Das Toleranzprinzip
Von Ulf Krone.
Mit „WIR philosophieren“ starten wir eine neue Kolumne aus der Feder unseres Redakteurs Ulf Krone. Der aus dem Altgriechischen stammende Begriff Philosophie bedeutet übersetzt „Liebe zur Weisheit“. Die Philosophie ist die Schule des Denkens, und gemeinsam mit der Mathematik umfasst sie alle anderen Wissenschaften und Disziplinen. In unserer neuen Reihe werden wir uns in die Philosophiegeschichte begeben und mithilfe der großen abendländischen Denker aktuelle Themen philosophisch beleuchten.
Anlässlich des Festakts zu 500 Jahren Reformation sprach Bundeskanzlerin Angela Merkel vor einigen Wochen davon, Toleranz sei die Seele Europas und das Grundprinzip jeder offenen Gesellschaft. Wirft man einen Blick auf die in Europa herrschende Vielfalt, ist man geneigt, ihr Recht zu geben. Doch denkt man eingehender über ihre Worte nach, kommen berechtigte Zweifel. Denn Toleranz als die Seele Europas zu bezeichnen, impliziert, dass es sich dabei um einen von Anfang an vorhandenen, unveräußerlichen Wert handelt. Im Bewusstsein des europaweiten Erstarkens populistischer Intoleranz wird allerdings klar, dass Toleranz ein hart erarbeitetes Gut ist, um das fortwährend gekämpft werden muss.

**Zu erstellen:**
Gib den Abschnitt der Kolumne zum Toleranzprinzip zwischen „Das Toleranzprinzip“ und „Themen philosophisch beleuchten.“, beide eingeschlossen, wortgetreu aus. Das Material spielt hierfür keine Rolle.

**Datenauszug:**
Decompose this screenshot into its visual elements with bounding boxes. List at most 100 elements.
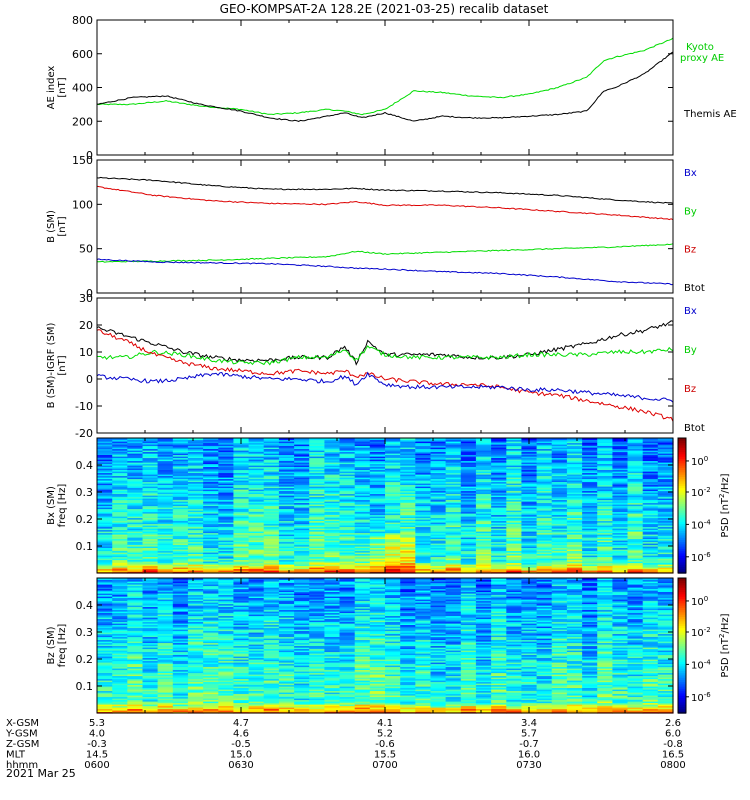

**Erledigte Aufgabe:**
Das Toleranzprinzip
Von Ulf Krone.
Mit „WIR philosophieren“ starten wir eine neue Kolumne aus der Feder unseres Redakteurs Ulf Krone. Der aus dem Altgriechischen stammende Begriff Philosophie bedeutet übersetzt „Liebe zur Weisheit“. Die Philosophie ist die Schule des Denkens, und gemeinsam mit der Mathematik umfasst sie alle anderen Wissenschaften und Disziplinen. In unserer neuen Reihe werden wir uns in die Philosophiegeschichte begeben und mithilfe der großen abendländischen Denker aktuelle Themen philosophisch beleuchten.